## Written instruction
Can you output the records below exactly as they are written?

## Task data

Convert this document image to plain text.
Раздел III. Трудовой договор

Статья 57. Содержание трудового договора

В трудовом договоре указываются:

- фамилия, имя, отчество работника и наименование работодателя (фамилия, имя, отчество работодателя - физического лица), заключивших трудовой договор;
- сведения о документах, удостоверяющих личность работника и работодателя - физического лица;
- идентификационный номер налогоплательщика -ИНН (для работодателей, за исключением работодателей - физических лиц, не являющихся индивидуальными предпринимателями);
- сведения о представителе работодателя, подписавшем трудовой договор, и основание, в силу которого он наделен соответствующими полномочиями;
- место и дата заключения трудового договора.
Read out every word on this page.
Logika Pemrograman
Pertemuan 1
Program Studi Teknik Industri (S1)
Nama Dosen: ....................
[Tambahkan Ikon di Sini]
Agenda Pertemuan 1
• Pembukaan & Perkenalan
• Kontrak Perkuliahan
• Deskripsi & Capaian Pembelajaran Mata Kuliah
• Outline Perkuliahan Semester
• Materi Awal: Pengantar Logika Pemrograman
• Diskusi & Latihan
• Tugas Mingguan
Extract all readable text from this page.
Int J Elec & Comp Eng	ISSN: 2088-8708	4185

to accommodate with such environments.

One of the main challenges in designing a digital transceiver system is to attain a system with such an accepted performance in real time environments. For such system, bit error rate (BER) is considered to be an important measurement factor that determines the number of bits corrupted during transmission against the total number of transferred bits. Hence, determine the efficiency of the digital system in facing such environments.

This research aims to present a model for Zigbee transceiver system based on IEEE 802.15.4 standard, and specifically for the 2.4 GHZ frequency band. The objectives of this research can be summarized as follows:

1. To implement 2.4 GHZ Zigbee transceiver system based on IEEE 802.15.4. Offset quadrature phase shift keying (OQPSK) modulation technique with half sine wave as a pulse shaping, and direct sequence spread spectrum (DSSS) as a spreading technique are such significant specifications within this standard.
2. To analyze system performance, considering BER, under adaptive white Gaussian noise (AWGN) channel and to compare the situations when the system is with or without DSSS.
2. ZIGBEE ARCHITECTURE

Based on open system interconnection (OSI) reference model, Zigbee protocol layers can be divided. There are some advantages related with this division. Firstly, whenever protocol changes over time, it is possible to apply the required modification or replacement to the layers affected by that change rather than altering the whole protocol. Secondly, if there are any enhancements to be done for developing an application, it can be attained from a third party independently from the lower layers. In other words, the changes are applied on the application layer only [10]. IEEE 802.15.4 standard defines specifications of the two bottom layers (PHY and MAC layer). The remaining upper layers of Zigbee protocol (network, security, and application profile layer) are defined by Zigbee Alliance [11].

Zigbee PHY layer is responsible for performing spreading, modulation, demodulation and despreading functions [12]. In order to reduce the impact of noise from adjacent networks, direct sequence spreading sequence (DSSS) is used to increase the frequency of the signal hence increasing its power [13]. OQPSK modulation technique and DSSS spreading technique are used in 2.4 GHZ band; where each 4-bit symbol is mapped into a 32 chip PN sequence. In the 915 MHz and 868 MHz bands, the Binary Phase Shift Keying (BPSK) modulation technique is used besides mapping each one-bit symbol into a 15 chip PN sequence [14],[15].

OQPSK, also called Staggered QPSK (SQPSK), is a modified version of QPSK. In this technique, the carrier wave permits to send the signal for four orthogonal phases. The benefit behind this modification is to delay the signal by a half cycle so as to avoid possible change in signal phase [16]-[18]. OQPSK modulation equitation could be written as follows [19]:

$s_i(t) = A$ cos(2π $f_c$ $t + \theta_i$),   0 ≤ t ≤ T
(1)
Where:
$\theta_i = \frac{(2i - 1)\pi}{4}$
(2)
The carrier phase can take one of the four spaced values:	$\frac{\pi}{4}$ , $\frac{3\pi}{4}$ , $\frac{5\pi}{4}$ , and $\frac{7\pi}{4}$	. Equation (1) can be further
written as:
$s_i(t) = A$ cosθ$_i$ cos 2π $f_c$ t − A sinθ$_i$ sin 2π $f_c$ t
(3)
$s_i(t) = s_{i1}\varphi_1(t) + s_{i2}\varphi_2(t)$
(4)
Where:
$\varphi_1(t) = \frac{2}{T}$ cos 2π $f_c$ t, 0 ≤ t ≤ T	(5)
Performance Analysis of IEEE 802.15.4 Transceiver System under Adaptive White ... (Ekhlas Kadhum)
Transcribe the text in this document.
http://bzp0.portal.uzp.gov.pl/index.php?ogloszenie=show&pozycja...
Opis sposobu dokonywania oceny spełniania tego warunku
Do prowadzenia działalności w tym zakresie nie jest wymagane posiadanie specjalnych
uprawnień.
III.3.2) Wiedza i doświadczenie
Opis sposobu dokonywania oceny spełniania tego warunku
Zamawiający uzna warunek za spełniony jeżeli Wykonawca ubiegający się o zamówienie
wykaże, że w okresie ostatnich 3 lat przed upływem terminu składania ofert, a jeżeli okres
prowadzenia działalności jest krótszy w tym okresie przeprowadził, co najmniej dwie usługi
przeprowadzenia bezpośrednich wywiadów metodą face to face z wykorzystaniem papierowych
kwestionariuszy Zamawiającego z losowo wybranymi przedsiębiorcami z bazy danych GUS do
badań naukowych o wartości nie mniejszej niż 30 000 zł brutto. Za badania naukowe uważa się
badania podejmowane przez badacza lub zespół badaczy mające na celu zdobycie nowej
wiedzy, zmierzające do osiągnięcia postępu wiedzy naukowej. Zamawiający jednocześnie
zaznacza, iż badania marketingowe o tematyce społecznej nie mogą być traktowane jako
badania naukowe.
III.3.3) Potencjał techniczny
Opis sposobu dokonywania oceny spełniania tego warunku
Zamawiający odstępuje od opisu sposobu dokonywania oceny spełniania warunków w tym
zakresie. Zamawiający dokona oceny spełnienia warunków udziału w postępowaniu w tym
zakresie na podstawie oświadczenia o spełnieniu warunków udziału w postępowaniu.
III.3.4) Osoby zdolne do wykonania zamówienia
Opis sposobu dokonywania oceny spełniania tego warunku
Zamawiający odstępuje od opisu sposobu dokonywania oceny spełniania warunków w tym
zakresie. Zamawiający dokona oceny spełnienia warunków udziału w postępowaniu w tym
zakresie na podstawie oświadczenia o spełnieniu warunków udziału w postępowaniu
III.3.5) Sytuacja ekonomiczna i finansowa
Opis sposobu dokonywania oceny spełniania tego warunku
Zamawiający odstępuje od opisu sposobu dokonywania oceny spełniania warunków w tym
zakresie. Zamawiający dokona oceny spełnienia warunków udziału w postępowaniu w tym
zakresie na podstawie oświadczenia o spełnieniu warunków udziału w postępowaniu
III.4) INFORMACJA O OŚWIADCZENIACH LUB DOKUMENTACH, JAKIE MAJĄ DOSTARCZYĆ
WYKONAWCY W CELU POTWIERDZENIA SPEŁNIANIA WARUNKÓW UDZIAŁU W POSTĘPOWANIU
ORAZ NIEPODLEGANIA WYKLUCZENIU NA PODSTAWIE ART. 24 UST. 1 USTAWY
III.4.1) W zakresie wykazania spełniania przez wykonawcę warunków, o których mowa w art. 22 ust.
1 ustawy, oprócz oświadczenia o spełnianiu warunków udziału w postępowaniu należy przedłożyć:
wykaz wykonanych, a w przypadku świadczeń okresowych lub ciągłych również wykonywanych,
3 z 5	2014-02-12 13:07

## Task output
Convert this document image to plain text.
Раздел III. Трудовой договор

Статья 57. Содержание трудового договора

В трудовом договоре указываются:

- фамилия, имя, отчество работника и наименование работодателя (фамилия, имя, отчество работодателя - физического лица), заключивших трудовой договор;
- сведения о документах, удостоверяющих личность работника и работодателя - физического лица;
- идентификационный номер налогоплательщика -ИНН (для работодателей, за исключением работодателей - физических лиц, не являющихся индивидуальными предпринимателями);
- сведения о представителе работодателя, подписавшем трудовой договор, и основание, в силу которого он наделен соответствующими полномочиями;
- место и дата заключения трудового договора.
Read out every word on this page.
Logika Pemrograman
Pertemuan 1
Program Studi Teknik Industri (S1)
Nama Dosen: ....................
[Tambahkan Ikon di Sini]
Agenda Pertemuan 1
• Pembukaan & Perkenalan
• Kontrak Perkuliahan
• Deskripsi & Capaian Pembelajaran Mata Kuliah
• Outline Perkuliahan Semester
• Materi Awal: Pengantar Logika Pemrograman
• Diskusi & Latihan
• Tugas Mingguan
Extract all readable text from this page.
Int J Elec & Comp Eng	ISSN: 2088-8708	4185

to accommodate with such environments.

One of the main challenges in designing a digital transceiver system is to attain a system with such an accepted performance in real time environments. For such system, bit error rate (BER) is considered to be an important measurement factor that determines the number of bits corrupted during transmission against the total number of transferred bits. Hence, determine the efficiency of the digital system in facing such environments.

This research aims to present a model for Zigbee transceiver system based on IEEE 802.15.4 standard, and specifically for the 2.4 GHZ frequency band. The objectives of this research can be summarized as follows:

1. To implement 2.4 GHZ Zigbee transceiver system based on IEEE 802.15.4. Offset quadrature phase shift keying (OQPSK) modulation technique with half sine wave as a pulse shaping, and direct sequence spread spectrum (DSSS) as a spreading technique are such significant specifications within this standard.
2. To analyze system performance, considering BER, under adaptive white Gaussian noise (AWGN) channel and to compare the situations when the system is with or without DSSS.
2. ZIGBEE ARCHITECTURE

Based on open system interconnection (OSI) reference model, Zigbee protocol layers can be divided. There are some advantages related with this division. Firstly, whenever protocol changes over time, it is possible to apply the required modification or replacement to the layers affected by that change rather than altering the whole protocol. Secondly, if there are any enhancements to be done for developing an application, it can be attained from a third party independently from the lower layers. In other words, the changes are applied on the application layer only [10]. IEEE 802.15.4 standard defines specifications of the two bottom layers (PHY and MAC layer). The remaining upper layers of Zigbee protocol (network, security, and application profile layer) are defined by Zigbee Alliance [11].

Zigbee PHY layer is responsible for performing spreading, modulation, demodulation and despreading functions [12]. In order to reduce the impact of noise from adjacent networks, direct sequence spreading sequence (DSSS) is used to increase the frequency of the signal hence increasing its power [13]. OQPSK modulation technique and DSSS spreading technique are used in 2.4 GHZ band; where each 4-bit symbol is mapped into a 32 chip PN sequence. In the 915 MHz and 868 MHz bands, the Binary Phase Shift Keying (BPSK) modulation technique is used besides mapping each one-bit symbol into a 15 chip PN sequence [14],[15].

OQPSK, also called Staggered QPSK (SQPSK), is a modified version of QPSK. In this technique, the carrier wave permits to send the signal for four orthogonal phases. The benefit behind this modification is to delay the signal by a half cycle so as to avoid possible change in signal phase [16]-[18]. OQPSK modulation equitation could be written as follows [19]:

$s_i(t) = A$ cos(2π $f_c$ $t + \theta_i$),   0 ≤ t ≤ T
(1)
Where:
$\theta_i = \frac{(2i - 1)\pi}{4}$
(2)
The carrier phase can take one of the four spaced values:	$\frac{\pi}{4}$ , $\frac{3\pi}{4}$ , $\frac{5\pi}{4}$ , and $\frac{7\pi}{4}$	. Equation (1) can be further
written as:
$s_i(t) = A$ cosθ$_i$ cos 2π $f_c$ t − A sinθ$_i$ sin 2π $f_c$ t
(3)
$s_i(t) = s_{i1}\varphi_1(t) + s_{i2}\varphi_2(t)$
(4)
Where:
$\varphi_1(t) = \frac{2}{T}$ cos 2π $f_c$ t, 0 ≤ t ≤ T	(5)
Performance Analysis of IEEE 802.15.4 Transceiver System under Adaptive White ... (Ekhlas Kadhum)
Transcribe the text in this document.
http://bzp0.portal.uzp.gov.pl/index.php?ogloszenie=show&pozycja...
Opis sposobu dokonywania oceny spełniania tego warunku
Do prowadzenia działalności w tym zakresie nie jest wymagane posiadanie specjalnych
uprawnień.
III.3.2) Wiedza i doświadczenie
Opis sposobu dokonywania oceny spełniania tego warunku
Zamawiający uzna warunek za spełniony jeżeli Wykonawca ubiegający się o zamówienie
wykaże, że w okresie ostatnich 3 lat przed upływem terminu składania ofert, a jeżeli okres
prowadzenia działalności jest krótszy w tym okresie przeprowadził, co najmniej dwie usługi
przeprowadzenia bezpośrednich wywiadów metodą face to face z wykorzystaniem papierowych
kwestionariuszy Zamawiającego z losowo wybranymi przedsiębiorcami z bazy danych GUS do
badań naukowych o wartości nie mniejszej niż 30 000 zł brutto. Za badania naukowe uważa się
badania podejmowane przez badacza lub zespół badaczy mające na celu zdobycie nowej
wiedzy, zmierzające do osiągnięcia postępu wiedzy naukowej. Zamawiający jednocześnie
zaznacza, iż badania marketingowe o tematyce społecznej nie mogą być traktowane jako
badania naukowe.
III.3.3) Potencjał techniczny
Opis sposobu dokonywania oceny spełniania tego warunku
Zamawiający odstępuje od opisu sposobu dokonywania oceny spełniania warunków w tym
zakresie. Zamawiający dokona oceny spełnienia warunków udziału w postępowaniu w tym
zakresie na podstawie oświadczenia o spełnieniu warunków udziału w postępowaniu.
III.3.4) Osoby zdolne do wykonania zamówienia
Opis sposobu dokonywania oceny spełniania tego warunku
Zamawiający odstępuje od opisu sposobu dokonywania oceny spełniania warunków w tym
zakresie. Zamawiający dokona oceny spełnienia warunków udziału w postępowaniu w tym
zakresie na podstawie oświadczenia o spełnieniu warunków udziału w postępowaniu
III.3.5) Sytuacja ekonomiczna i finansowa
Opis sposobu dokonywania oceny spełniania tego warunku
Zamawiający odstępuje od opisu sposobu dokonywania oceny spełniania warunków w tym
zakresie. Zamawiający dokona oceny spełnienia warunków udziału w postępowaniu w tym
zakresie na podstawie oświadczenia o spełnieniu warunków udziału w postępowaniu
III.4) INFORMACJA O OŚWIADCZENIACH LUB DOKUMENTACH, JAKIE MAJĄ DOSTARCZYĆ
WYKONAWCY W CELU POTWIERDZENIA SPEŁNIANIA WARUNKÓW UDZIAŁU W POSTĘPOWANIU
ORAZ NIEPODLEGANIA WYKLUCZENIU NA PODSTAWIE ART. 24 UST. 1 USTAWY
III.4.1) W zakresie wykazania spełniania przez wykonawcę warunków, o których mowa w art. 22 ust.
1 ustawy, oprócz oświadczenia o spełnianiu warunków udziału w postępowaniu należy przedłożyć:
wykaz wykonanych, a w przypadku świadczeń okresowych lub ciągłych również wykonywanych,
3 z 5	2014-02-12 13:07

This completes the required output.